From the entries below, pull out each line where "你是一个乐于助人" appears.

Data excerpts:
»»

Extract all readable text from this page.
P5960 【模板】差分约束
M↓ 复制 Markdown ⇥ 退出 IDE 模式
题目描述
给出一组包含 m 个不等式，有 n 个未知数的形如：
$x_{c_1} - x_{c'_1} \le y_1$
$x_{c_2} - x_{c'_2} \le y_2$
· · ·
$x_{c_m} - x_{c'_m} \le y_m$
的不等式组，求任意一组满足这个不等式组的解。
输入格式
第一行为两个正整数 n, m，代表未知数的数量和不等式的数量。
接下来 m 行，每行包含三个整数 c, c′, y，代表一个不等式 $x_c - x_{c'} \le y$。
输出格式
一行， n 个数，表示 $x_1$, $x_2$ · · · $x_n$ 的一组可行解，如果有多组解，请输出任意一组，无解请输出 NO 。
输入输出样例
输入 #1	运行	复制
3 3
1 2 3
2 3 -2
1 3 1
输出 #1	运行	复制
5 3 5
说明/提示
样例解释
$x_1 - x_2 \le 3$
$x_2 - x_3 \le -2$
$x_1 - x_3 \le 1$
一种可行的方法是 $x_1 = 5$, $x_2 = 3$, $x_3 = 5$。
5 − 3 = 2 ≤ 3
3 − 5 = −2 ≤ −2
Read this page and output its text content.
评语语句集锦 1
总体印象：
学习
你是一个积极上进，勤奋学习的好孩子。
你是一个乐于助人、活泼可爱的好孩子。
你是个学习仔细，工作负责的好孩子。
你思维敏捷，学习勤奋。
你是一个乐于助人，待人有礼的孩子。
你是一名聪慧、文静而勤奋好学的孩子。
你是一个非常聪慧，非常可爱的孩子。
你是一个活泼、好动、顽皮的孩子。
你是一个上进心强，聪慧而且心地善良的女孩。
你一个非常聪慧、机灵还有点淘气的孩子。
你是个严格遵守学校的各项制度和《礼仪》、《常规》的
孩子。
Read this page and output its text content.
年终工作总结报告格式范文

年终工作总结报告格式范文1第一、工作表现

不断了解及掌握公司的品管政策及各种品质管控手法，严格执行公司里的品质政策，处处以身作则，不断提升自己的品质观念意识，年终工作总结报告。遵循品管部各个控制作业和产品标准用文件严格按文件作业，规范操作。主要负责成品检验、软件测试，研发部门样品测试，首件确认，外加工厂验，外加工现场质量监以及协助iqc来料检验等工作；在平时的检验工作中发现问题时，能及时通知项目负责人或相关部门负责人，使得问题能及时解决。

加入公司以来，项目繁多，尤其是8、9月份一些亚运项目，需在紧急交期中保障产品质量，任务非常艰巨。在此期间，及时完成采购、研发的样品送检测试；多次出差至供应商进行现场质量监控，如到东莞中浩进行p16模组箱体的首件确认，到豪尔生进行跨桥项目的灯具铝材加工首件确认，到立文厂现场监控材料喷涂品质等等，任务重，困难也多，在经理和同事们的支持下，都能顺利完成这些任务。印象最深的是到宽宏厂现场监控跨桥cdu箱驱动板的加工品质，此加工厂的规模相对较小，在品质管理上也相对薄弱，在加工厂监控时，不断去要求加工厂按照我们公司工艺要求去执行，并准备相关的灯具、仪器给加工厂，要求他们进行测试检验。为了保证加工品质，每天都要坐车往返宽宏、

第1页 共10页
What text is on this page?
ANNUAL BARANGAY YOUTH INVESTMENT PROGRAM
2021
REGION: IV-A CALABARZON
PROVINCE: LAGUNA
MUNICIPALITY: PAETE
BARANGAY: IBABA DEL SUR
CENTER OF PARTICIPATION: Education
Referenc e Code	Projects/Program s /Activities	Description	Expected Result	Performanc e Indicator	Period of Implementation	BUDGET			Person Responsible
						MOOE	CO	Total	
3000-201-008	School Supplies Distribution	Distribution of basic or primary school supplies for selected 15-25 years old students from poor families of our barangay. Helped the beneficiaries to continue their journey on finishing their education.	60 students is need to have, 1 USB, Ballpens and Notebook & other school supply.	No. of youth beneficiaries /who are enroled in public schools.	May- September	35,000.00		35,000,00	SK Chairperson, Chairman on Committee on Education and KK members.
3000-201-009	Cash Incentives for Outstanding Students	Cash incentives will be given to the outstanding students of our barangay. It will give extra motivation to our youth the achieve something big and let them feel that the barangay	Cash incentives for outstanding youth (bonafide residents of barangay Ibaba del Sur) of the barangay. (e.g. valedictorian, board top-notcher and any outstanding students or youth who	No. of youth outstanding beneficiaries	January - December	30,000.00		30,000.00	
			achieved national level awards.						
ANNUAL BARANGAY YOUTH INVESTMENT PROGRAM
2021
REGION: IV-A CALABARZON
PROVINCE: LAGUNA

««

(REPLY TO THE TASK):
你是一个乐于助人、活泼可爱的好孩子。
你是一个乐于助人，待人有礼的孩子。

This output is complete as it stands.